> [TASK STATEMENT]: Print out every record exactly as it appears.
===============
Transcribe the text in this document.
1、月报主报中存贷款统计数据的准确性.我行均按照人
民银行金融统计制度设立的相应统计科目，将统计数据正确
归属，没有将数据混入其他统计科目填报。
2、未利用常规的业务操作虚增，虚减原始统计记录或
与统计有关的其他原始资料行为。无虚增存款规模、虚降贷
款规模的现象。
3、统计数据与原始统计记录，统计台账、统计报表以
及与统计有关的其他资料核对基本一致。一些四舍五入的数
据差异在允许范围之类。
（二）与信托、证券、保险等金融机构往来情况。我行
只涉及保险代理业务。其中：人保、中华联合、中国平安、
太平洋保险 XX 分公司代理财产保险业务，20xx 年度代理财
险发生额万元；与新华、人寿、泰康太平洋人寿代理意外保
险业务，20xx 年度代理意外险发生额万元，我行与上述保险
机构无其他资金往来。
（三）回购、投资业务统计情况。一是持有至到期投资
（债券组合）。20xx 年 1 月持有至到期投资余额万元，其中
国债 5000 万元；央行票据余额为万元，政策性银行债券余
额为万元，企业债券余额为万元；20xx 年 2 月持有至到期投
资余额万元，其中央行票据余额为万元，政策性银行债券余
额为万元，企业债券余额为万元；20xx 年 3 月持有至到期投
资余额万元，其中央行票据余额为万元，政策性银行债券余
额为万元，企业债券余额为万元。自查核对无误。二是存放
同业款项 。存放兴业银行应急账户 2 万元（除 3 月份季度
===============
> [PROBLEM SOLUTION]:
Transcribe the text in this document.
1、月报主报中存贷款统计数据的准确性.我行均按照人
民银行金融统计制度设立的相应统计科目，将统计数据正确
归属，没有将数据混入其他统计科目填报。
2、未利用常规的业务操作虚增，虚减原始统计记录或
与统计有关的其他原始资料行为。无虚增存款规模、虚降贷
款规模的现象。
3、统计数据与原始统计记录，统计台账、统计报表以
及与统计有关的其他资料核对基本一致。一些四舍五入的数
据差异在允许范围之类。
（二）与信托、证券、保险等金融机构往来情况。我行
只涉及保险代理业务。其中：人保、中华联合、中国平安、
太平洋保险 XX 分公司代理财产保险业务，20xx 年度代理财
险发生额万元；与新华、人寿、泰康太平洋人寿代理意外保
险业务，20xx 年度代理意外险发生额万元，我行与上述保险
机构无其他资金往来。
（三）回购、投资业务统计情况。一是持有至到期投资
（债券组合）。20xx 年 1 月持有至到期投资余额万元，其中
国债 5000 万元；央行票据余额为万元，政策性银行债券余
额为万元，企业债券余额为万元；20xx 年 2 月持有至到期投
资余额万元，其中央行票据余额为万元，政策性银行债券余
额为万元，企业债券余额为万元；20xx 年 3 月持有至到期投
资余额万元，其中央行票据余额为万元，政策性银行债券余
额为万元，企业债券余额为万元。自查核对无误。二是存放
同业款项 。存放兴业银行应急账户 2 万元（除 3 月份季度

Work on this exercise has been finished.